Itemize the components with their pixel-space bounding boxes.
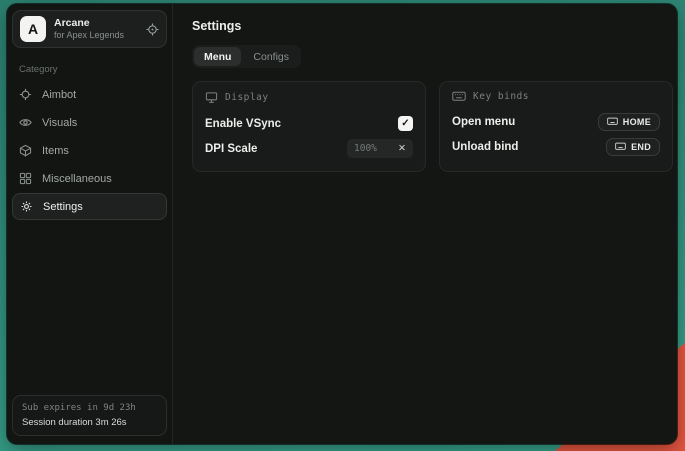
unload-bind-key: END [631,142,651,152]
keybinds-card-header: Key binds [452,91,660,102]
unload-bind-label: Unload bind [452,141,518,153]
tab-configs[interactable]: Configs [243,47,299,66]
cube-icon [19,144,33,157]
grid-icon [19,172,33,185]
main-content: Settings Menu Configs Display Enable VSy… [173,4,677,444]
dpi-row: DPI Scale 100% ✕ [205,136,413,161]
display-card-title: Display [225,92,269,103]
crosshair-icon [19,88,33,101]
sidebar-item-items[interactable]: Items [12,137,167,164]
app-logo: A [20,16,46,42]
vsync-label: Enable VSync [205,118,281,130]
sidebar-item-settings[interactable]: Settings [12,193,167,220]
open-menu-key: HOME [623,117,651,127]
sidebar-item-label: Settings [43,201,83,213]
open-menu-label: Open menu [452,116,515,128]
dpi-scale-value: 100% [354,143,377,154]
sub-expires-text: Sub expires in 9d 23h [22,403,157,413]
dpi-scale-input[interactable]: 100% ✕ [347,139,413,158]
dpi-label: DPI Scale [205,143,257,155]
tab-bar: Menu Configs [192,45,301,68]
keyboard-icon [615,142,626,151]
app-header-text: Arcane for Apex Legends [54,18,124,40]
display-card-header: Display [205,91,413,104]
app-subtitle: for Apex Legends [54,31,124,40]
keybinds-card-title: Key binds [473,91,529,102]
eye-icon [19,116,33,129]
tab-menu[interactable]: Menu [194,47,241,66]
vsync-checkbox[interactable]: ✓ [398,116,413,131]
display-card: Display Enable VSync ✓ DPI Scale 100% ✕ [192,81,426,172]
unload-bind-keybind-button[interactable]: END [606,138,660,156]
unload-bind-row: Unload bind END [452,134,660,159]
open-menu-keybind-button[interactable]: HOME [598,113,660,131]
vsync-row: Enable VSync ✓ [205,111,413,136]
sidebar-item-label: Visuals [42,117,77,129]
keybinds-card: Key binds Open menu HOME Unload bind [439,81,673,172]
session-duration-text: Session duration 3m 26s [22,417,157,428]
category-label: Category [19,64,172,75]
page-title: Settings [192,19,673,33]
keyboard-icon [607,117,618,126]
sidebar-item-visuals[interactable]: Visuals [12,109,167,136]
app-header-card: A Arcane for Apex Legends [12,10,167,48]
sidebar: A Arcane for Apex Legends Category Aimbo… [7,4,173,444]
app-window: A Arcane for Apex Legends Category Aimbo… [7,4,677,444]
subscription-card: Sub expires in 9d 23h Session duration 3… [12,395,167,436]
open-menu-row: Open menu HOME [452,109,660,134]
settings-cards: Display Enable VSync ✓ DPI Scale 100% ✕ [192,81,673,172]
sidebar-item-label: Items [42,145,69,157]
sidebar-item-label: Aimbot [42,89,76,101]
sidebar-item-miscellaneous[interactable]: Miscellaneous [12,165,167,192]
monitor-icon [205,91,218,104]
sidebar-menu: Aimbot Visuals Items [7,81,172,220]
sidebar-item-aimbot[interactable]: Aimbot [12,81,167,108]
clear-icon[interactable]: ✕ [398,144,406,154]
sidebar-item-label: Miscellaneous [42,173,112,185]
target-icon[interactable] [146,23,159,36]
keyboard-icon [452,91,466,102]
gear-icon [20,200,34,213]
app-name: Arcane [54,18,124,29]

__SET PROBLEM__. Print every line of the data above again, character for character, and leave the picture out.

__EXERCISE RESPONSE__.
Itemize the components with their pixel-space bounding boxes.
unload-bind-key: END [631,142,651,152]
keybinds-card-header: Key binds [452,91,660,102]
unload-bind-label: Unload bind [452,141,518,153]
tab-configs[interactable]: Configs [243,47,299,66]
cube-icon [19,144,33,157]
grid-icon [19,172,33,185]
main-content: Settings Menu Configs Display Enable VSy… [173,4,677,444]
dpi-row: DPI Scale 100% ✕ [205,136,413,161]
display-card-title: Display [225,92,269,103]
crosshair-icon [19,88,33,101]
sidebar-item-items[interactable]: Items [12,137,167,164]
app-logo: A [20,16,46,42]
vsync-label: Enable VSync [205,118,281,130]
sidebar-item-settings[interactable]: Settings [12,193,167,220]
open-menu-key: HOME [623,117,651,127]
sidebar-item-label: Settings [43,201,83,213]
open-menu-label: Open menu [452,116,515,128]
dpi-scale-value: 100% [354,143,377,154]
sub-expires-text: Sub expires in 9d 23h [22,403,157,413]
dpi-scale-input[interactable]: 100% ✕ [347,139,413,158]
dpi-label: DPI Scale [205,143,257,155]
tab-bar: Menu Configs [192,45,301,68]
keyboard-icon [615,142,626,151]
app-header-text: Arcane for Apex Legends [54,18,124,40]
display-card-header: Display [205,91,413,104]
app-subtitle: for Apex Legends [54,31,124,40]
keybinds-card-title: Key binds [473,91,529,102]
eye-icon [19,116,33,129]
tab-menu[interactable]: Menu [194,47,241,66]
vsync-checkbox[interactable]: ✓ [398,116,413,131]
display-card: Display Enable VSync ✓ DPI Scale 100% ✕ [192,81,426,172]
unload-bind-keybind-button[interactable]: END [606,138,660,156]
unload-bind-row: Unload bind END [452,134,660,159]
open-menu-keybind-button[interactable]: HOME [598,113,660,131]
vsync-row: Enable VSync ✓ [205,111,413,136]
sidebar-item-label: Visuals [42,117,77,129]
keybinds-card: Key binds Open menu HOME Unload bind [439,81,673,172]
session-duration-text: Session duration 3m 26s [22,417,157,428]
category-label: Category [19,64,172,75]
page-title: Settings [192,19,673,33]
keyboard-icon [607,117,618,126]
sidebar-item-visuals[interactable]: Visuals [12,109,167,136]
app-header-card: A Arcane for Apex Legends [12,10,167,48]
sidebar: A Arcane for Apex Legends Category Aimbo… [7,4,173,444]
app-window: A Arcane for Apex Legends Category Aimbo… [7,4,677,444]
subscription-card: Sub expires in 9d 23h Session duration 3… [12,395,167,436]
open-menu-row: Open menu HOME [452,109,660,134]
settings-cards: Display Enable VSync ✓ DPI Scale 100% ✕ [192,81,673,172]
sidebar-item-label: Items [42,145,69,157]
sidebar-item-label: Aimbot [42,89,76,101]
sidebar-item-miscellaneous[interactable]: Miscellaneous [12,165,167,192]
monitor-icon [205,91,218,104]
sidebar-menu: Aimbot Visuals Items [7,81,172,220]
sidebar-item-aimbot[interactable]: Aimbot [12,81,167,108]
clear-icon[interactable]: ✕ [398,144,406,154]
sidebar-item-label: Miscellaneous [42,173,112,185]
target-icon[interactable] [146,23,159,36]
keyboard-icon [452,91,466,102]
gear-icon [20,200,34,213]
app-name: Arcane [54,18,124,29]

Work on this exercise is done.